----- Data rows

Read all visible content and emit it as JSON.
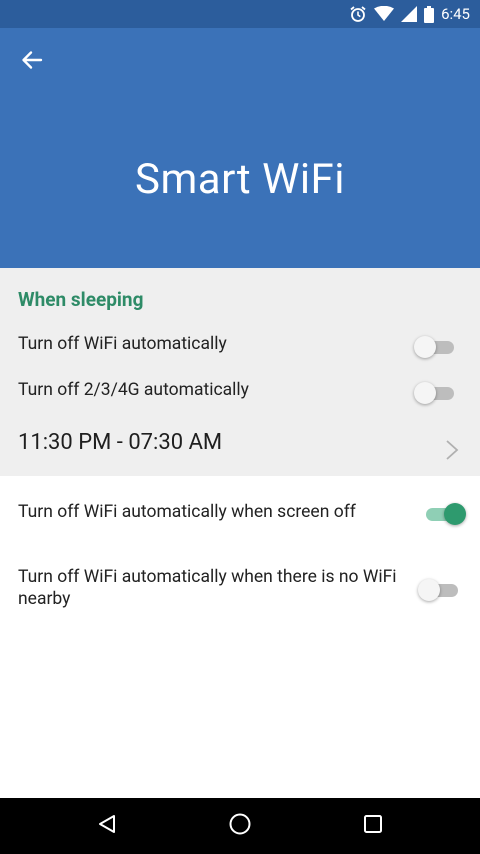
{
  "status_bar": {
    "time": "6:45",
    "icons": [
      "alarm-icon",
      "wifi-icon",
      "signal-icon",
      "battery-icon"
    ]
  },
  "header": {
    "title": "Smart WiFi",
    "back_icon": "arrow-back-icon",
    "background_color": "#3b72b8"
  },
  "sleep_section": {
    "header": "When sleeping",
    "header_color": "#2e8b67",
    "items": [
      {
        "label": "Turn off WiFi automatically",
        "enabled": false
      },
      {
        "label": "Turn off 2/3/4G automatically",
        "enabled": false
      }
    ],
    "schedule": "11:30 PM - 07:30 AM"
  },
  "settings": {
    "items": [
      {
        "label": "Turn off WiFi automatically when screen off",
        "enabled": true
      },
      {
        "label": "Turn off WiFi automatically when there is no WiFi nearby",
        "enabled": false
      }
    ]
  },
  "nav_bar": {
    "buttons": [
      "back-triangle-icon",
      "home-circle-icon",
      "recents-square-icon"
    ]
  },
  "colors": {
    "status_bar": "#2c5d9c",
    "toggle_on": "#2e9a6e",
    "toggle_off": "#bdbdbd"
  }
}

----------

## Task prompt:
Each entry shown above must be quoted exactly, with its pictures left out.

## Final result:
Read all visible content and emit it as JSON.
{
  "status_bar": {
    "time": "6:45",
    "icons": [
      "alarm-icon",
      "wifi-icon",
      "signal-icon",
      "battery-icon"
    ]
  },
  "header": {
    "title": "Smart WiFi",
    "back_icon": "arrow-back-icon",
    "background_color": "#3b72b8"
  },
  "sleep_section": {
    "header": "When sleeping",
    "header_color": "#2e8b67",
    "items": [
      {
        "label": "Turn off WiFi automatically",
        "enabled": false
      },
      {
        "label": "Turn off 2/3/4G automatically",
        "enabled": false
      }
    ],
    "schedule": "11:30 PM - 07:30 AM"
  },
  "settings": {
    "items": [
      {
        "label": "Turn off WiFi automatically when screen off",
        "enabled": true
      },
      {
        "label": "Turn off WiFi automatically when there is no WiFi nearby",
        "enabled": false
      }
    ]
  },
  "nav_bar": {
    "buttons": [
      "back-triangle-icon",
      "home-circle-icon",
      "recents-square-icon"
    ]
  },
  "colors": {
    "status_bar": "#2c5d9c",
    "toggle_on": "#2e9a6e",
    "toggle_off": "#bdbdbd"
  }
}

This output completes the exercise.